Exercise goal: Reproduce the full listing that appears beneath this instruction exactly.

>> begin Data lines

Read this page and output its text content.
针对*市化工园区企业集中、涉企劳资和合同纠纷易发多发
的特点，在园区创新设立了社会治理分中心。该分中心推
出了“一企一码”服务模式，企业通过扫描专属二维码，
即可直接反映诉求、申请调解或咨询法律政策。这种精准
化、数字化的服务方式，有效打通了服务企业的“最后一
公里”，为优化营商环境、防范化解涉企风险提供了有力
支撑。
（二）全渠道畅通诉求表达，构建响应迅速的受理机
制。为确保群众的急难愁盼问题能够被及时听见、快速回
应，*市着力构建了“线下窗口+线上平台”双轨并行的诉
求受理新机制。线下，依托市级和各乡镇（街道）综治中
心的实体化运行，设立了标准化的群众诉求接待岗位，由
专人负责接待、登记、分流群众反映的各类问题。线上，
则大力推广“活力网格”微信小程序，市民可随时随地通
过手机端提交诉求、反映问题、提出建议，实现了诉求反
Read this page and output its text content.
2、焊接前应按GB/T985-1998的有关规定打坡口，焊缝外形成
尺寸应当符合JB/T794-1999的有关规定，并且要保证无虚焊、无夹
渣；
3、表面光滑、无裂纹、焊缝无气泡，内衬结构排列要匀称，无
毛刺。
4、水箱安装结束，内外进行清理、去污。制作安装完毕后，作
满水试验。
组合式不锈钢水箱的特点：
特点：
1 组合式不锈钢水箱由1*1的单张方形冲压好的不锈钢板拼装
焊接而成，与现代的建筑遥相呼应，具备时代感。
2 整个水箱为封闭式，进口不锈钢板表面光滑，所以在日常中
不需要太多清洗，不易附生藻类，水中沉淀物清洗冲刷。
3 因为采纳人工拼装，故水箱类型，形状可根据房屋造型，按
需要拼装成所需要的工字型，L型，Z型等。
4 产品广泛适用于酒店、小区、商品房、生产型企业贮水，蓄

>> end Data lines

Exercise result:
Read this page and output its text content.
针对*市化工园区企业集中、涉企劳资和合同纠纷易发多发
的特点，在园区创新设立了社会治理分中心。该分中心推
出了“一企一码”服务模式，企业通过扫描专属二维码，
即可直接反映诉求、申请调解或咨询法律政策。这种精准
化、数字化的服务方式，有效打通了服务企业的“最后一
公里”，为优化营商环境、防范化解涉企风险提供了有力
支撑。
（二）全渠道畅通诉求表达，构建响应迅速的受理机
制。为确保群众的急难愁盼问题能够被及时听见、快速回
应，*市着力构建了“线下窗口+线上平台”双轨并行的诉
求受理新机制。线下，依托市级和各乡镇（街道）综治中
心的实体化运行，设立了标准化的群众诉求接待岗位，由
专人负责接待、登记、分流群众反映的各类问题。线上，
则大力推广“活力网格”微信小程序，市民可随时随地通
过手机端提交诉求、反映问题、提出建议，实现了诉求反
Read this page and output its text content.
2、焊接前应按GB/T985-1998的有关规定打坡口，焊缝外形成
尺寸应当符合JB/T794-1999的有关规定，并且要保证无虚焊、无夹
渣；
3、表面光滑、无裂纹、焊缝无气泡，内衬结构排列要匀称，无
毛刺。
4、水箱安装结束，内外进行清理、去污。制作安装完毕后，作
满水试验。
组合式不锈钢水箱的特点：
特点：
1 组合式不锈钢水箱由1*1的单张方形冲压好的不锈钢板拼装
焊接而成，与现代的建筑遥相呼应，具备时代感。
2 整个水箱为封闭式，进口不锈钢板表面光滑，所以在日常中
不需要太多清洗，不易附生藻类，水中沉淀物清洗冲刷。
3 因为采纳人工拼装，故水箱类型，形状可根据房屋造型，按
需要拼装成所需要的工字型，L型，Z型等。
4 产品广泛适用于酒店、小区、商品房、生产型企业贮水，蓄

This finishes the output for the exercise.